MATERIAL FOR THIS TASK
──────
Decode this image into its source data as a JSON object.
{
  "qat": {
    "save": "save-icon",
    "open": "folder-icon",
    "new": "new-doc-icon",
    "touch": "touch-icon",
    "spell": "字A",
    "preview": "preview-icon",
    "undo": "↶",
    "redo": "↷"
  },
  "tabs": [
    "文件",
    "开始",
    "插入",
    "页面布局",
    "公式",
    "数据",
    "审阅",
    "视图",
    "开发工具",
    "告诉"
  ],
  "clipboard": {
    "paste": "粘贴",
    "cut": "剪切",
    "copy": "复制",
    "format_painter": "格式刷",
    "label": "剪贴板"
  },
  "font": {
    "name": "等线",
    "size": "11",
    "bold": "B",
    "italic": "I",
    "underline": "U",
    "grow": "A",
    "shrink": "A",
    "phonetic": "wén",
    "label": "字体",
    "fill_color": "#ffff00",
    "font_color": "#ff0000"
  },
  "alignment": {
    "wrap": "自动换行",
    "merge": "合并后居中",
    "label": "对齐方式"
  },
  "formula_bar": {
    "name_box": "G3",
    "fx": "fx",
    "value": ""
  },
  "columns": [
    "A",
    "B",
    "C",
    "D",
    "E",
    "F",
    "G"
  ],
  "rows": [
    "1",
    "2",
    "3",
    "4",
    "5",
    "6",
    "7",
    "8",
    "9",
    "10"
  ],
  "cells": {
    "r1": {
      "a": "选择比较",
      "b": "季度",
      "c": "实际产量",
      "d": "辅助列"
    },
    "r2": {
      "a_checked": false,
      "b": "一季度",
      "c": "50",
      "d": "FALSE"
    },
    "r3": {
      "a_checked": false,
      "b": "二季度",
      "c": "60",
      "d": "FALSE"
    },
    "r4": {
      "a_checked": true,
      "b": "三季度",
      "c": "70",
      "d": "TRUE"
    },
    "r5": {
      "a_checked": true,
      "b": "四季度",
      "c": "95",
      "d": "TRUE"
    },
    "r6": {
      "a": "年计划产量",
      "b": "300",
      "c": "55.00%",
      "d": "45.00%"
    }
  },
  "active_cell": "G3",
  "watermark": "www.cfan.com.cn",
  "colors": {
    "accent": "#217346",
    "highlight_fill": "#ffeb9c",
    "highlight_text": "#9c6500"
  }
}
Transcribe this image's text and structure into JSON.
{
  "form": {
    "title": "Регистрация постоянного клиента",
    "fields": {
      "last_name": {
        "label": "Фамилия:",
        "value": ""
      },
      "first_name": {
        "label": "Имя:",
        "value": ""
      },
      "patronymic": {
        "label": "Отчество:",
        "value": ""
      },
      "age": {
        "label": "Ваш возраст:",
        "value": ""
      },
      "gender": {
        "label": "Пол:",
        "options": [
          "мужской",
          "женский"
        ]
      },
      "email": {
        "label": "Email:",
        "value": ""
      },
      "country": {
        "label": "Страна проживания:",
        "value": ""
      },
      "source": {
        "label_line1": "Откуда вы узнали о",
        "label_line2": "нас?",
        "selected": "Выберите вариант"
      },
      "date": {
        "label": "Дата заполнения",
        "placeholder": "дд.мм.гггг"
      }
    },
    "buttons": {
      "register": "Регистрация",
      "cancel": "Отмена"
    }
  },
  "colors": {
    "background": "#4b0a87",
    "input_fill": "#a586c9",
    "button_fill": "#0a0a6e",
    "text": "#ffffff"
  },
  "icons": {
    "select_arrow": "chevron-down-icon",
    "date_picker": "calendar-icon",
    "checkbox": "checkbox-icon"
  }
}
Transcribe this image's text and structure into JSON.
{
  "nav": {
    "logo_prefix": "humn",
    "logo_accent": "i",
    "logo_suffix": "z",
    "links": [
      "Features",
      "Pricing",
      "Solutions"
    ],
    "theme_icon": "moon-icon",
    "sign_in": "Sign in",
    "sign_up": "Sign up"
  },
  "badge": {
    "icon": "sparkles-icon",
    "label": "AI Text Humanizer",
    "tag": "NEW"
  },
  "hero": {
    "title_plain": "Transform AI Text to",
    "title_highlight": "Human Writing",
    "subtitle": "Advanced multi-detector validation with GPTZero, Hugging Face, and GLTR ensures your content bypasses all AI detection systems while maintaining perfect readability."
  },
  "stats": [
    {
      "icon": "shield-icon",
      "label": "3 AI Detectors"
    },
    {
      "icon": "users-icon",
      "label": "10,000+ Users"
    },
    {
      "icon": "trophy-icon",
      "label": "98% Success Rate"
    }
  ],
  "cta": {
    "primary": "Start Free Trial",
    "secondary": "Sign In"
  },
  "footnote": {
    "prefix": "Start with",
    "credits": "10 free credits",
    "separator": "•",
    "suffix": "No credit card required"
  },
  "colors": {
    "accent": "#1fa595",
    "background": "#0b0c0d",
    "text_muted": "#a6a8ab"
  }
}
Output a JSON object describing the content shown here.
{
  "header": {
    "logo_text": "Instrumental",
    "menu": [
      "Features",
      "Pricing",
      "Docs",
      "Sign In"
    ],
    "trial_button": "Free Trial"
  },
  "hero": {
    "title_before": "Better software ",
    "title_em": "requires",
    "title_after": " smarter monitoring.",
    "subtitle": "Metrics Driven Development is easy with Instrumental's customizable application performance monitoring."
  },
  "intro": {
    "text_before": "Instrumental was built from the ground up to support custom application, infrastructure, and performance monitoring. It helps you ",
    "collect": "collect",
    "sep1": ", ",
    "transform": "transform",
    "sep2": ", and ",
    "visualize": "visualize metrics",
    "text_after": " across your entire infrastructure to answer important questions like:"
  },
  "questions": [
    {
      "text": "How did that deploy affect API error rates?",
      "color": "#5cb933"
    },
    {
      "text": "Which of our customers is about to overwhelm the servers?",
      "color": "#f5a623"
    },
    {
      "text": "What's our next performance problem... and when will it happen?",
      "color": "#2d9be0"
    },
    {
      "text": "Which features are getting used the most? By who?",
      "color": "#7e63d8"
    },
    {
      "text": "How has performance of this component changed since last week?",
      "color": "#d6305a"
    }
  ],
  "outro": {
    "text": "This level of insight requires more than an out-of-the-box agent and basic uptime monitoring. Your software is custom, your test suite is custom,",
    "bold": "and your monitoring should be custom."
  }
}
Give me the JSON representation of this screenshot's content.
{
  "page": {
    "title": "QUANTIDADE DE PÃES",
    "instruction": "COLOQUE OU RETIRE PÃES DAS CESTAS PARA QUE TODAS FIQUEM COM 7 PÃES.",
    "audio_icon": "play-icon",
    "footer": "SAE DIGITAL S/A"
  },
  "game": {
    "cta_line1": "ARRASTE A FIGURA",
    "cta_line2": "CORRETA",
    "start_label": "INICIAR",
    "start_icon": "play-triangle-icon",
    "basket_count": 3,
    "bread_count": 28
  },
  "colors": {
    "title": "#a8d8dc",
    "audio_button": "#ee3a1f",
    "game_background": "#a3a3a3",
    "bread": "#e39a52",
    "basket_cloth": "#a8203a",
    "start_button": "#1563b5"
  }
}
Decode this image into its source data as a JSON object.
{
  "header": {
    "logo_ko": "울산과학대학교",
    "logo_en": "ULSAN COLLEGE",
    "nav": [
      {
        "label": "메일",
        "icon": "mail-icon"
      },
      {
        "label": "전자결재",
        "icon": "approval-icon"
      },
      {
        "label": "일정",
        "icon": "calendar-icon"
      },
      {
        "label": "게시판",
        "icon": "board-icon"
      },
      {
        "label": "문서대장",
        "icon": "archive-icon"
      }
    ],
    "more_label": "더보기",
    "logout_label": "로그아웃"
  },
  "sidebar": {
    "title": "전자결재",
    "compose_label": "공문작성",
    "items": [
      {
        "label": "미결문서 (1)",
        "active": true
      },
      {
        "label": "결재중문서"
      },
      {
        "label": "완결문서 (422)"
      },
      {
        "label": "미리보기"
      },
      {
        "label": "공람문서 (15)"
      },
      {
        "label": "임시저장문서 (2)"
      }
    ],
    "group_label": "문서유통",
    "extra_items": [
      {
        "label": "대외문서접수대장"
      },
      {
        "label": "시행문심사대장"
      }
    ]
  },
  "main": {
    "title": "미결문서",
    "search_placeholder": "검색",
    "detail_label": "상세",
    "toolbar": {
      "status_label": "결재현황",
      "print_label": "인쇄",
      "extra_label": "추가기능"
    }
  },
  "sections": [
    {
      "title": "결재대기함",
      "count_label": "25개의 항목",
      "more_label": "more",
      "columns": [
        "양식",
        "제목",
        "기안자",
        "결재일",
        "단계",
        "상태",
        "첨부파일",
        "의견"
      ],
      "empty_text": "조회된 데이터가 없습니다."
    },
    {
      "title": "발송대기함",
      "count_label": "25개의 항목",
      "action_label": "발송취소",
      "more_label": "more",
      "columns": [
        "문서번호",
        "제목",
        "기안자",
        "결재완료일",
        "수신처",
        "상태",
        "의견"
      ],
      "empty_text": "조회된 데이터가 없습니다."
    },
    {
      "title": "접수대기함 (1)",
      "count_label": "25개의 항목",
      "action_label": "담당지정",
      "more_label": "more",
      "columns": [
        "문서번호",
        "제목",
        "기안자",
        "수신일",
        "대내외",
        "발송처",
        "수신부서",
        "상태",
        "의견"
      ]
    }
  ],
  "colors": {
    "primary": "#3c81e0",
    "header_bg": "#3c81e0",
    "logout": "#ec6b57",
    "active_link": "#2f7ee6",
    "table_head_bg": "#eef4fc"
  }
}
──────
The word "play" may occur in lines of the records. Report how many such lines there are, giving only the number.

2